EXERCISE DESCRIPTION:
Copy out the data from the line with "- group-checkbox[interactable]: [38, 604, 51, 617]" through the line with "- tab-links[interactable]: Links: [64, 30, 112, 54]", both ends included, exactly as they appear and nothing else.

----------------------------------------

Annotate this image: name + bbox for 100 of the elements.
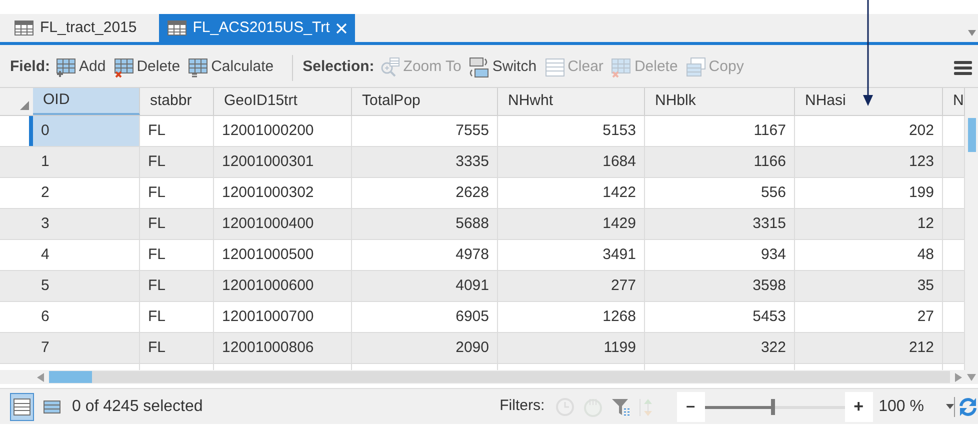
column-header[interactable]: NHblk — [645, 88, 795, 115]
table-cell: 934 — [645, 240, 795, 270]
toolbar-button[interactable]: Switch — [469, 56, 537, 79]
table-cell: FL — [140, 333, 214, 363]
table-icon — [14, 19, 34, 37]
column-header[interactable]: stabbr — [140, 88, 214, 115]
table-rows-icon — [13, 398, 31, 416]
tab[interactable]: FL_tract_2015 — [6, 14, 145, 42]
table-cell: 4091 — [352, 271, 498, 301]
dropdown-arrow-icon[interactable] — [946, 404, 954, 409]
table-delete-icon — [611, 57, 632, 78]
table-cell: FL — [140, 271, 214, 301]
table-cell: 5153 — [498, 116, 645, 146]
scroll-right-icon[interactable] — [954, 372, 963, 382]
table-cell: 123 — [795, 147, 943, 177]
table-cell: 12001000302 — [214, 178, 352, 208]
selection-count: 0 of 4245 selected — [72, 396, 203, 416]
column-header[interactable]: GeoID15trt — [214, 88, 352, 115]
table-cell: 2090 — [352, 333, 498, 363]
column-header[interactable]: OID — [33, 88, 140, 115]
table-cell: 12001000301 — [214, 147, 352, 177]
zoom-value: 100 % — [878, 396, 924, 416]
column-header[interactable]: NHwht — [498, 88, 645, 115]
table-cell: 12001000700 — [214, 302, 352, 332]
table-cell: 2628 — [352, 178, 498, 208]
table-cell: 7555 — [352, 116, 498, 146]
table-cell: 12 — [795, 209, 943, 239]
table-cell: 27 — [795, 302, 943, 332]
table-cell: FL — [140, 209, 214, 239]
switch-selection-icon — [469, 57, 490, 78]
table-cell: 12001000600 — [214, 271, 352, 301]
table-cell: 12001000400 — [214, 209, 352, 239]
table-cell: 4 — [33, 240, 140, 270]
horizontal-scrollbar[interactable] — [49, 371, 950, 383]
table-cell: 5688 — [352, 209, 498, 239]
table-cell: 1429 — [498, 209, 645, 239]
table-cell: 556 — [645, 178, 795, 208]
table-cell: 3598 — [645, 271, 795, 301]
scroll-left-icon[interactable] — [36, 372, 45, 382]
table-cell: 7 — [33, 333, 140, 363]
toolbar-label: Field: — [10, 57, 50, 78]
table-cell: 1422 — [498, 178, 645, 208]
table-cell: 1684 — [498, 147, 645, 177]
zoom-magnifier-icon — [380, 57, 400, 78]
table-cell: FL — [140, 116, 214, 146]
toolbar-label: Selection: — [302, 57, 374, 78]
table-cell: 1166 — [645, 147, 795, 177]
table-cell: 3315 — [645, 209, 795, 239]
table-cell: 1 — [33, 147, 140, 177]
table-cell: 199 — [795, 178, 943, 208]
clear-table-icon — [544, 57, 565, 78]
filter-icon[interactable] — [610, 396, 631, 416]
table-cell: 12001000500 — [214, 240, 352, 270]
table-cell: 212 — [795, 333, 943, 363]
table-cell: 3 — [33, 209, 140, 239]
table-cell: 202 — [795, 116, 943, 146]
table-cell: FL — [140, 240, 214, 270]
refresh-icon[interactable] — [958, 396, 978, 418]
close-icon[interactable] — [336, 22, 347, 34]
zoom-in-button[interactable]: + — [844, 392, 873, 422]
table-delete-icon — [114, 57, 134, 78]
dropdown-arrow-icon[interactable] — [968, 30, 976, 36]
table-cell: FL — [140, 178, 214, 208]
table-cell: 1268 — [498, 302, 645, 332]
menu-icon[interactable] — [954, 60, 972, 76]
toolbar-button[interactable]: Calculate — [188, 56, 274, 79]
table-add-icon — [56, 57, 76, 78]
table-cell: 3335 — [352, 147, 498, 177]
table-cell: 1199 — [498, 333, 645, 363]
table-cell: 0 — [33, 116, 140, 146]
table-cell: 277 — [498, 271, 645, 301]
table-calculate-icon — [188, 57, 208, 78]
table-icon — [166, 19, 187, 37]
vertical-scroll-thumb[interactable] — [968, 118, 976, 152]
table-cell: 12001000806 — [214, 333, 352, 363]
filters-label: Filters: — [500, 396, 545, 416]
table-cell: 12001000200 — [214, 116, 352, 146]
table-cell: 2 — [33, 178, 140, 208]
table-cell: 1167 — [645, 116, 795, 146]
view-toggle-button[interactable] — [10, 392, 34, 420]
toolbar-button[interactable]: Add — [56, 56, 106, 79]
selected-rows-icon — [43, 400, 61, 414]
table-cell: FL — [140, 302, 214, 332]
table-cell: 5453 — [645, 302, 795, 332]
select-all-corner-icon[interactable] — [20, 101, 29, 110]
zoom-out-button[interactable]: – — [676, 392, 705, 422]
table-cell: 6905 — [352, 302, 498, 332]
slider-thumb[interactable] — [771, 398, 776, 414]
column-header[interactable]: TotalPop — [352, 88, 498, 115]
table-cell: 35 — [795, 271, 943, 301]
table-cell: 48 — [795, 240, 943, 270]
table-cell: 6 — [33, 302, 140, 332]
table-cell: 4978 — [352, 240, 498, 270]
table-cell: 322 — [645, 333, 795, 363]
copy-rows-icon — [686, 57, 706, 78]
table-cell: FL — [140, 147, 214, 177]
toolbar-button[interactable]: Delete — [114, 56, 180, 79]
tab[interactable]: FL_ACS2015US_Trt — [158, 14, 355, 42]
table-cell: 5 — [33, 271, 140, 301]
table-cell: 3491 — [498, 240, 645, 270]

----------------------------------------

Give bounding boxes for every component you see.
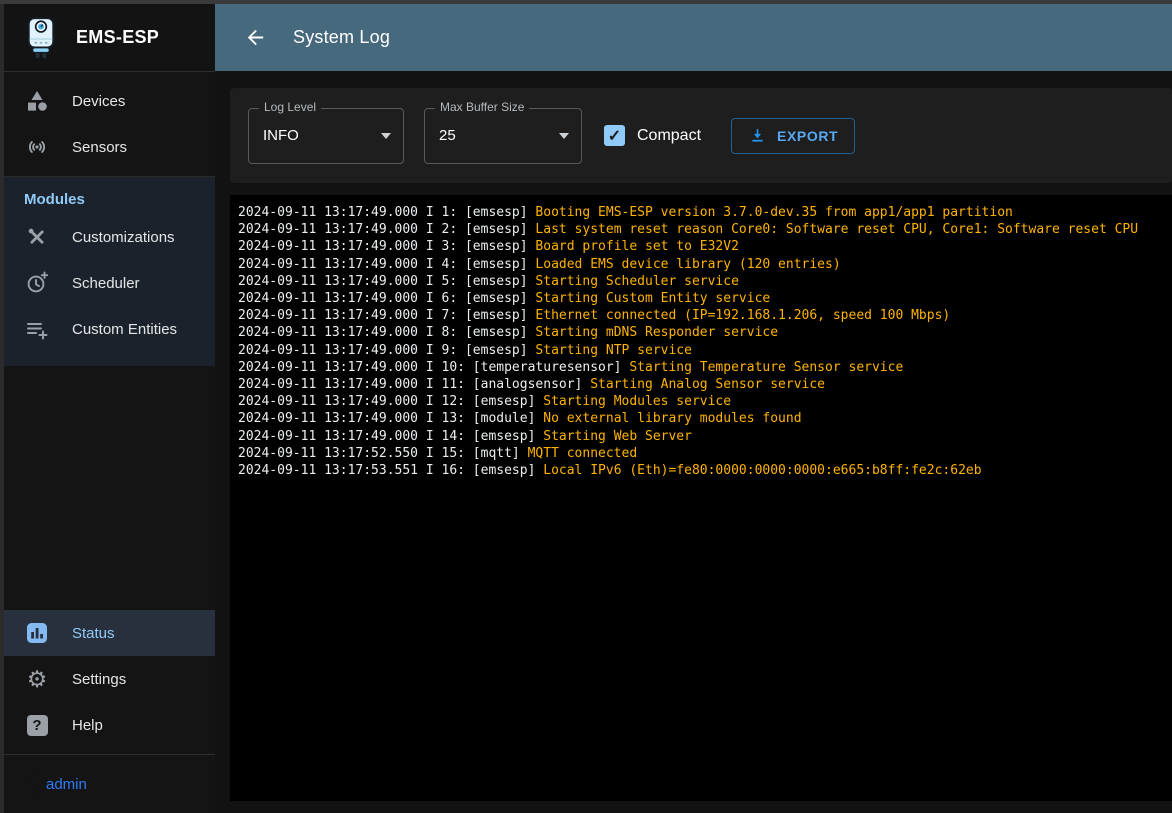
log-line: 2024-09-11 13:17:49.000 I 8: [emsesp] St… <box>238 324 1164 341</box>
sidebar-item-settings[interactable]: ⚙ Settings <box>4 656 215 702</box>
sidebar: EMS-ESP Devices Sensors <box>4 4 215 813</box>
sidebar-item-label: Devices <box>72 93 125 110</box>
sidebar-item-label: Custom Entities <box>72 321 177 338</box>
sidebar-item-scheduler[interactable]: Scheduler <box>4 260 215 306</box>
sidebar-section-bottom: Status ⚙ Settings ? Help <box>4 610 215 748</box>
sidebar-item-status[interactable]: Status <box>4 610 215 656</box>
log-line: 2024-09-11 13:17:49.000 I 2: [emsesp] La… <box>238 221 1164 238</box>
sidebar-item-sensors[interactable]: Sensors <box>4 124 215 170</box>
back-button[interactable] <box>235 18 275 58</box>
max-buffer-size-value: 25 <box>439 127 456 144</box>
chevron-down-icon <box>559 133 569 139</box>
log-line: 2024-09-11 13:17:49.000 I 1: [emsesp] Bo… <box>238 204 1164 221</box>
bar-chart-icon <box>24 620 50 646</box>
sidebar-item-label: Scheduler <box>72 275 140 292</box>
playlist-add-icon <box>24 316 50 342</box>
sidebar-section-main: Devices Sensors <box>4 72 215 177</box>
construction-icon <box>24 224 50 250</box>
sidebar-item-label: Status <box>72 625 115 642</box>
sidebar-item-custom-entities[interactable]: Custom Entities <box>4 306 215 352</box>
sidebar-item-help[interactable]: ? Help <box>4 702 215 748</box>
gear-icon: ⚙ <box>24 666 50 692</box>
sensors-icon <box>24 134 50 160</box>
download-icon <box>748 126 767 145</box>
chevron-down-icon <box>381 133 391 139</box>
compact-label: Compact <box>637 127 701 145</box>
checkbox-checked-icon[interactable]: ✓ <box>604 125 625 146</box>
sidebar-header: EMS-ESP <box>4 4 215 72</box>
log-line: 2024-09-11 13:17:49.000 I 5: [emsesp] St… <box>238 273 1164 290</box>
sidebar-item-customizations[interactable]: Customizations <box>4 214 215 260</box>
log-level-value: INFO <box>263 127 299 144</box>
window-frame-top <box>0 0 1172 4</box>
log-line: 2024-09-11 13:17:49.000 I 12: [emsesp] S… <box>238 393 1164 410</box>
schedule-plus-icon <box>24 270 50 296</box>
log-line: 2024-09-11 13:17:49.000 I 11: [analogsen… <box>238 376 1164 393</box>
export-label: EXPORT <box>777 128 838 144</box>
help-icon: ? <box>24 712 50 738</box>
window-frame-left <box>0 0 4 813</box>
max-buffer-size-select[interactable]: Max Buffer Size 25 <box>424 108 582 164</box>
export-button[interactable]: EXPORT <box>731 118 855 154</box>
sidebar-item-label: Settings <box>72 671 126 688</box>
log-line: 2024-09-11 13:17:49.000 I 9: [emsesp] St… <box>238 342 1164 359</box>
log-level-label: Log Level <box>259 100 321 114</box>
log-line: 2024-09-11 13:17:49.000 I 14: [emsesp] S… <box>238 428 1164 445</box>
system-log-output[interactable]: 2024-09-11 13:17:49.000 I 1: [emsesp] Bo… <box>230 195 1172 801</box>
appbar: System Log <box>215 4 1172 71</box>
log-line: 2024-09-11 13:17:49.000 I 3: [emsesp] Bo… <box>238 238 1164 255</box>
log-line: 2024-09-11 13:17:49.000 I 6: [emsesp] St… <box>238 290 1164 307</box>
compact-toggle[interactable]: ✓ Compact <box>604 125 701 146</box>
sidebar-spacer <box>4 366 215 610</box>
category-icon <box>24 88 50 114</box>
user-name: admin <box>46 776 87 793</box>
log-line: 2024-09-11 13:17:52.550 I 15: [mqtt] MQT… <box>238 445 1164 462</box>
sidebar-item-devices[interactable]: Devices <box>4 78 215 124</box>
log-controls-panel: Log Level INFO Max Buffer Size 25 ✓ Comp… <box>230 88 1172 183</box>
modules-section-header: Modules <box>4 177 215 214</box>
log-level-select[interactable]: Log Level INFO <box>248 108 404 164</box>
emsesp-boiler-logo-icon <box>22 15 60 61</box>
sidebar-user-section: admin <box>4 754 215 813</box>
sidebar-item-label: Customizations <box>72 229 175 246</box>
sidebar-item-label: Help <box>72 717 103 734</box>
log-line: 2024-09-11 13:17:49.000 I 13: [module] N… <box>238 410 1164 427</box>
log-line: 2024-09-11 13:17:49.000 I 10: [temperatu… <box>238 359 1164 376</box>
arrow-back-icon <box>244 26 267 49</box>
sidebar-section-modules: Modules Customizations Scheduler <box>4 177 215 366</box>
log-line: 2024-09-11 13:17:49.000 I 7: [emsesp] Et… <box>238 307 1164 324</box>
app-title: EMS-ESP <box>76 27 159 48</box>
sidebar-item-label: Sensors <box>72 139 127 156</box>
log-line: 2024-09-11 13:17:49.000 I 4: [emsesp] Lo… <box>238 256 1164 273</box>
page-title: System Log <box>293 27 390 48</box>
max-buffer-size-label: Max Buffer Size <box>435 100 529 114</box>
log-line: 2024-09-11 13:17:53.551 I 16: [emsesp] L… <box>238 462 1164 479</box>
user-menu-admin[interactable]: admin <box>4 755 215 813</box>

----------------------------------------

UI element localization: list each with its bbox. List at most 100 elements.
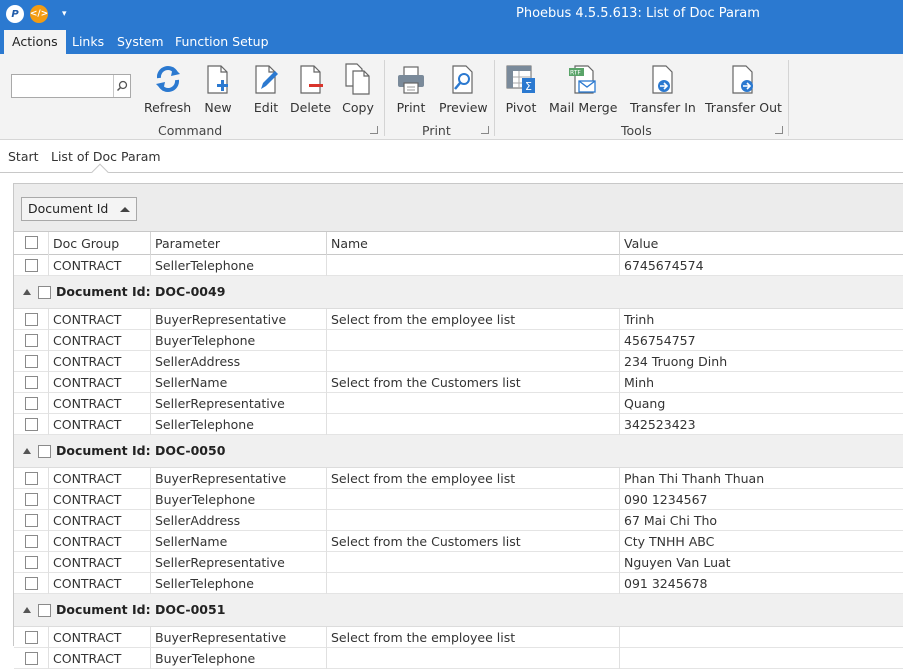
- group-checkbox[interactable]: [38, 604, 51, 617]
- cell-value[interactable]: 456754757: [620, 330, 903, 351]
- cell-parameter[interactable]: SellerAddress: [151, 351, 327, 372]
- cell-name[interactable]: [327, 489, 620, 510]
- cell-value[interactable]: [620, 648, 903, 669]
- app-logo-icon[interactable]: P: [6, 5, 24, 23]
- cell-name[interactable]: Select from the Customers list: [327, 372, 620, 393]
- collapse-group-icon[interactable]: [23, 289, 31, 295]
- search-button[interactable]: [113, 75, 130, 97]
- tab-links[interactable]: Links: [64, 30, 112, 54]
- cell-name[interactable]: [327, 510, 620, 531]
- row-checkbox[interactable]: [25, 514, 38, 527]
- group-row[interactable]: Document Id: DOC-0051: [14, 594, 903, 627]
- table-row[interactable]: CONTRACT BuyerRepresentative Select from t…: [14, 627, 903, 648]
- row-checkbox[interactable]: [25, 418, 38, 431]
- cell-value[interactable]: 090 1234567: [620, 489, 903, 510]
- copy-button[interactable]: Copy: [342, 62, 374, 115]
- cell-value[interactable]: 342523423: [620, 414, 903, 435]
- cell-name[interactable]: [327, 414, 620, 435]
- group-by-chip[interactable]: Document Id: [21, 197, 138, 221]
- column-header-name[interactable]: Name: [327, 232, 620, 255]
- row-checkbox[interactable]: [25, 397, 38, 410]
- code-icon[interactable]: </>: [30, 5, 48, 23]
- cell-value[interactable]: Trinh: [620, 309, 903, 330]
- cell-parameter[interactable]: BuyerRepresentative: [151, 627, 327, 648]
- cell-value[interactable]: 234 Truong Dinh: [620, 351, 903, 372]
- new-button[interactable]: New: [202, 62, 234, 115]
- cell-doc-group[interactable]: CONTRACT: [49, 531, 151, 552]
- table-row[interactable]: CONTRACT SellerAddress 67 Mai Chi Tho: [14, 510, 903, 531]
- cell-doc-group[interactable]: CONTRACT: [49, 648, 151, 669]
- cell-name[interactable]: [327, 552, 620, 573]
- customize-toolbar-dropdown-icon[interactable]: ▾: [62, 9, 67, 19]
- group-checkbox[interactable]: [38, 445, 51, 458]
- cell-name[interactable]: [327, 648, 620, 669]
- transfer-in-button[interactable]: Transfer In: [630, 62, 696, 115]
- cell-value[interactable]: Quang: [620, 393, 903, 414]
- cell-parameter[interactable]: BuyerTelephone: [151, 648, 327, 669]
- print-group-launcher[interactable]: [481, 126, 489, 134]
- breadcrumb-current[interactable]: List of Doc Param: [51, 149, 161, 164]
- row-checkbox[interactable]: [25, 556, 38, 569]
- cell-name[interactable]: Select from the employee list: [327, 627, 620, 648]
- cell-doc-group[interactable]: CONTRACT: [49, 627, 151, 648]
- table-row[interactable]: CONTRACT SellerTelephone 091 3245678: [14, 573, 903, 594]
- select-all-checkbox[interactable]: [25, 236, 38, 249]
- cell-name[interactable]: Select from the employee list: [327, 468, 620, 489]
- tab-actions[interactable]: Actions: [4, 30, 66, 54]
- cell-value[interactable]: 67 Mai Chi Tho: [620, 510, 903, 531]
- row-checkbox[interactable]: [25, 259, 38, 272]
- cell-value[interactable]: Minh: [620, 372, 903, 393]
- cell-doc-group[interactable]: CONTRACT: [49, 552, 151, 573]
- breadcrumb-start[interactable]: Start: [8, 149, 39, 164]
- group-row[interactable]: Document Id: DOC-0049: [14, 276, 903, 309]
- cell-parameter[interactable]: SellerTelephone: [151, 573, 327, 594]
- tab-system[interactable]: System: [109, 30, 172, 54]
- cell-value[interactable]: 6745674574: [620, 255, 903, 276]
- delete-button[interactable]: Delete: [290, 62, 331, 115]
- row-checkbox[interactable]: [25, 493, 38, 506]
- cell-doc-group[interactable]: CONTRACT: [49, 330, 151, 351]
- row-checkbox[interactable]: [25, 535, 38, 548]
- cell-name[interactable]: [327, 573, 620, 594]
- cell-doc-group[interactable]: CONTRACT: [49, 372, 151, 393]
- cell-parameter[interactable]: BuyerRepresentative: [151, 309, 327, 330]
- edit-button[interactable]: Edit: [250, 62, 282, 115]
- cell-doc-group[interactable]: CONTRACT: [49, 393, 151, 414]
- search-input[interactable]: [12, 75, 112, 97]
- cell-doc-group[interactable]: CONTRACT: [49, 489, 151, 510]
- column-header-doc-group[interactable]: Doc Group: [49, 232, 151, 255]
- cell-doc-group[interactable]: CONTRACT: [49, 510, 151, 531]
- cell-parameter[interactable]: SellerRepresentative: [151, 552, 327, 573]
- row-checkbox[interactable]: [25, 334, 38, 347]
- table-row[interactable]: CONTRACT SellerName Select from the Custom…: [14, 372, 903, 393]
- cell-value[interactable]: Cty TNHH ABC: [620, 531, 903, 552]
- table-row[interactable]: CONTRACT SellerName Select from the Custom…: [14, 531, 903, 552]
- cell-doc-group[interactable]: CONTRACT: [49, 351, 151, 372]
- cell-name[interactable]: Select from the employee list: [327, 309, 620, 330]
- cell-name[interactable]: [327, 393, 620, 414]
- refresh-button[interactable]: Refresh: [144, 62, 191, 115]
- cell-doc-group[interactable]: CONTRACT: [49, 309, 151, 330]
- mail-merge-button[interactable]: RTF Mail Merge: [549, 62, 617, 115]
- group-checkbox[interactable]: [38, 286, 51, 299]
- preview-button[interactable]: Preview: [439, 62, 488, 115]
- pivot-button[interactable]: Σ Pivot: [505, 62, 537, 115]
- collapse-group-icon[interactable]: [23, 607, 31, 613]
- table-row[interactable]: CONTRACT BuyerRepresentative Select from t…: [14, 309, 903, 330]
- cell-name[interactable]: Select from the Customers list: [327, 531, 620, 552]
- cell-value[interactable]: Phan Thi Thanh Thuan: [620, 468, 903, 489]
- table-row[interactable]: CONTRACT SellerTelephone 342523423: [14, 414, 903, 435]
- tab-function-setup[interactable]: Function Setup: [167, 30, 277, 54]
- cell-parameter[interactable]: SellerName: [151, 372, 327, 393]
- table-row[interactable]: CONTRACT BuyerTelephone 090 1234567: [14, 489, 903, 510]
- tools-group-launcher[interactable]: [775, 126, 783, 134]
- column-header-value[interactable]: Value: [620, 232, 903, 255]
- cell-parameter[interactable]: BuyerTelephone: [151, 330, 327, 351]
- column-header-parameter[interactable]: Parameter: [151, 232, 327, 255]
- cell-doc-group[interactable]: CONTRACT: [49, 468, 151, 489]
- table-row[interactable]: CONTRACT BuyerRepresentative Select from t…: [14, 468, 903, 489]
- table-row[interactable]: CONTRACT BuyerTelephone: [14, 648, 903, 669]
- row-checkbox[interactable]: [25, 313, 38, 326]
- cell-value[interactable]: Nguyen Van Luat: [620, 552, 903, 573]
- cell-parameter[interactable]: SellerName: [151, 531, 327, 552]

----------------------------------------

EXERCISE OUTPUT:
- group-checkbox[interactable]: [38, 604, 51, 617]
- cell-value[interactable]: 456754757: [620, 330, 903, 351]
- cell-parameter[interactable]: SellerAddress: [151, 351, 327, 372]
- cell-name[interactable]: [327, 489, 620, 510]
- cell-value[interactable]: [620, 648, 903, 669]
- app-logo-icon[interactable]: P: [6, 5, 24, 23]
- cell-name[interactable]: Select from the Customers list: [327, 372, 620, 393]
- collapse-group-icon[interactable]: [23, 289, 31, 295]
- search-button[interactable]: [113, 75, 130, 97]
- tab-links[interactable]: Links: [64, 30, 112, 54]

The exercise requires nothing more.